* Problems and tasks
A. In the Al Jolson passage, what paying job did Asa take up in 1902?
B. List every show business venue that the Al Jolson passage says he performed in over the next five decades.
C. Extend the Al Jolson passage, picking up from its final words.

* Document

Years later he would pick May 26 out of a hat to serve and it has
been dutifully reported by biographers ever since.
He was the son of a Rabbi and Canter
and had three surviving siblings including a brother Hirsh. His father Moses immigrated to the
United States in 1891 and was able to send for his family when he found
employment at Washington, D.C.’s Talmud
Torah Synagogue in
1894.
Asa
and Hirsh became fascinated with American music and show business hanging out
on streets outside taverns and music halls.
By 1897 they were performing for spare change on the sidewalks.
In
1902 Asa launched a paying career as a singing usher in a traveling circus.
Soon after he teamed of with Hirsh and working as Al and Harry Jolson were doing specialties on the burlesque stage.
Over
the next five decades Al Jolson would perform and triumph in every possible
American show business venue—vaudeville, the Broadway stage, concerts,
records, movies, and radio. He would have conquered television as well but he died before his planned debut. In the process he revolutionized stage and
popular music by popularizing blues and jazz forms he learned as a young
touring vaudevillian in New Orleans. His charismatic performance style was the
first to “make each song an event.” And
one way or another influenced every singer who came after.
Today
he is dimly remembered in popular imagination as the star of the first sound
feature film, The Jazz Singer and for his performances in black face.
His style is dismissed as hammy and old fashion. His black face work makes him suspect as a
racist to modern sensibilities.
But
one of his closest friends from the streets of Washington as a kid who grew up
to be tap dancer Bill “Bojangles”

* Material provided
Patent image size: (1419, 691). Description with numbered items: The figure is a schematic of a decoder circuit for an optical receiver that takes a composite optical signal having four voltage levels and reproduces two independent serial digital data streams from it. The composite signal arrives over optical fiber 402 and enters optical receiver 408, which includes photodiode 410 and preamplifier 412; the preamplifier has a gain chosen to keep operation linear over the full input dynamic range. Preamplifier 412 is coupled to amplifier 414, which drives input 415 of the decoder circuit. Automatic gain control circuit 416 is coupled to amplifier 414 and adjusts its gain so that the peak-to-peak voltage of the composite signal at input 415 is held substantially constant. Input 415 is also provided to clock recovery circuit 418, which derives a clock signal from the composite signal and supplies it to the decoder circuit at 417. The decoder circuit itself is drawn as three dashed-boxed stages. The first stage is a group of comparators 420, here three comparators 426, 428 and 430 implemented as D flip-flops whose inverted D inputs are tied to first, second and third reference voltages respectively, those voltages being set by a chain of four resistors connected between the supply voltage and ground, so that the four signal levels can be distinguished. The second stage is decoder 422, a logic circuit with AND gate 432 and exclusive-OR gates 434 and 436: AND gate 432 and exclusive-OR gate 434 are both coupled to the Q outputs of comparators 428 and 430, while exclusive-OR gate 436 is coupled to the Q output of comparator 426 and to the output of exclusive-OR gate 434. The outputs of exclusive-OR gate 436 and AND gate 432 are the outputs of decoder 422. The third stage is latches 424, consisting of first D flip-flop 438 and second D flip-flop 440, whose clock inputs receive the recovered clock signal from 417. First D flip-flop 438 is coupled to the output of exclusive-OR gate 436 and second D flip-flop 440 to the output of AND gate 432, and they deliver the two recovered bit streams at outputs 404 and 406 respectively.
--
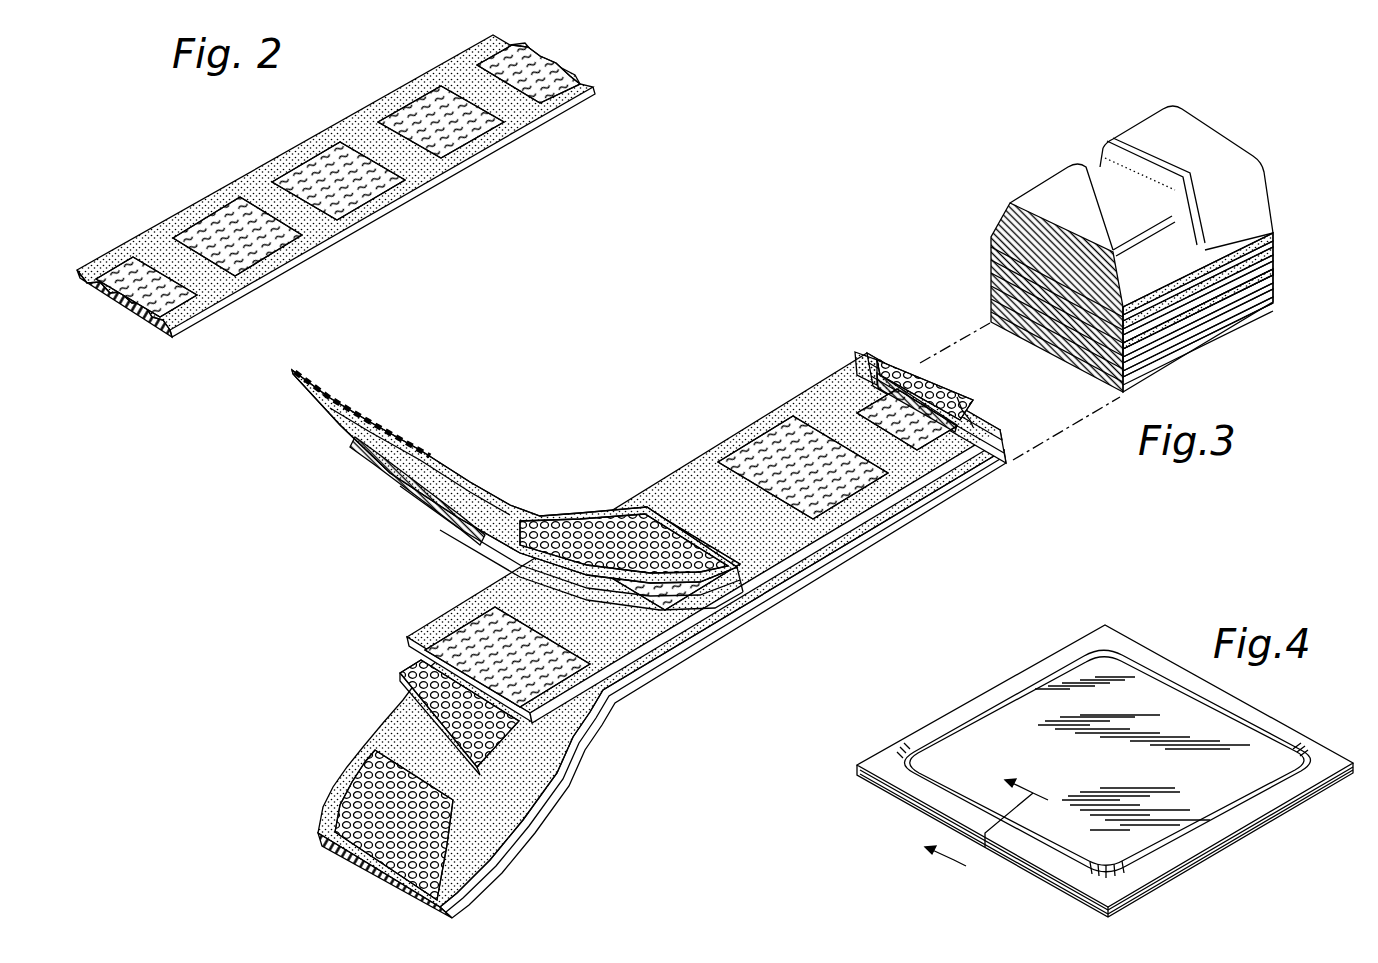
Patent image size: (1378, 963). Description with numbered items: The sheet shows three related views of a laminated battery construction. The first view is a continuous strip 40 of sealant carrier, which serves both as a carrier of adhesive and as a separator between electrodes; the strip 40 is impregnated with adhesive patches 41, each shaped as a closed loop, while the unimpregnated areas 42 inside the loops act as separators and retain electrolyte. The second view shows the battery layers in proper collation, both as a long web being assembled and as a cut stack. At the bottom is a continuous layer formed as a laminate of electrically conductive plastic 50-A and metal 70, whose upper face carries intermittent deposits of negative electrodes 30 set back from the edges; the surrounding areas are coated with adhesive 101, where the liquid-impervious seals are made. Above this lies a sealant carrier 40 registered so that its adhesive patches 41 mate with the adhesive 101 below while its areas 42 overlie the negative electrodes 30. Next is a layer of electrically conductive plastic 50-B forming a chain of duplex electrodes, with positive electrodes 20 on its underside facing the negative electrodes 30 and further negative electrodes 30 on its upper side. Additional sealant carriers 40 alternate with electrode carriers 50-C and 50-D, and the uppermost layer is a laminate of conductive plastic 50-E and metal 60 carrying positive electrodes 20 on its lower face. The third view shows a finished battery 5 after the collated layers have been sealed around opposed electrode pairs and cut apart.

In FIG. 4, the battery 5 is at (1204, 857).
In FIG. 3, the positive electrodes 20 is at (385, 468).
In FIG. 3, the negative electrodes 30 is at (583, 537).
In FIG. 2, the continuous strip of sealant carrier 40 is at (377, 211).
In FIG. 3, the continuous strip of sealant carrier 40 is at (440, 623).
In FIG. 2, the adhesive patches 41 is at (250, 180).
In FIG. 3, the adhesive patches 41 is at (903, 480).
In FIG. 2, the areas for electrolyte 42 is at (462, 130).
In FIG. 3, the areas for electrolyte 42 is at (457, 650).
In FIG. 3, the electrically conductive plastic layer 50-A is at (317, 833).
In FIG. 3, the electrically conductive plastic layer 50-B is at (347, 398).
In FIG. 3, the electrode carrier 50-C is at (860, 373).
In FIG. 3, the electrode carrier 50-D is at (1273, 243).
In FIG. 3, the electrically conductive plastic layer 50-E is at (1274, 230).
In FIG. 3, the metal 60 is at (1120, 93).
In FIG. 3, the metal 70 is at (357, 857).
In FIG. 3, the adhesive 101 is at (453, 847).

* Results of the tasks
A. He became a singing usher in a traveling circus.

B. vaudeville, the Broadway stage, concerts, records, movies, radio

C.
Robinson. He brought Black performers and featured them for
the first time on the Broadway stage. He
brought Cab Calloway to Hollywood and not only insisted on
equal billing, but got adjoining suites in Beverly
Hills penthouse hotel rooms during the filming of The Singing Kid. Eubie
Blake, with whom he never worked professionally, was one of his closest
personal friends and companion at boxing matches and racetracks. The home he shared with his then wife dancer Ruby Keeler was the only one among all
the stars were Blacks were freely welcome and entertained. His work was widely admired in the Black
community, including his black face because he never performed the usual coon stereotypes, but treated black
music with heartfelt earnestness and respect.
He saw the affinity of Jew and Blacks as oppressed outcasts and
recognized Exodus as a common
metaphorical experience. At his funeral,
the entire of Black Hollywood turned out, he was lauded in the black press, and
eulogized by the President of
the Negro Actors’ Guild.
Jolson
first donned blackface in 1904 while working in vaudeville in a trio with
brother Harry and veteran performer Joe
Palmer. It not only boosted his
career, but it freed Jolson to be more animated and emotional on the stage.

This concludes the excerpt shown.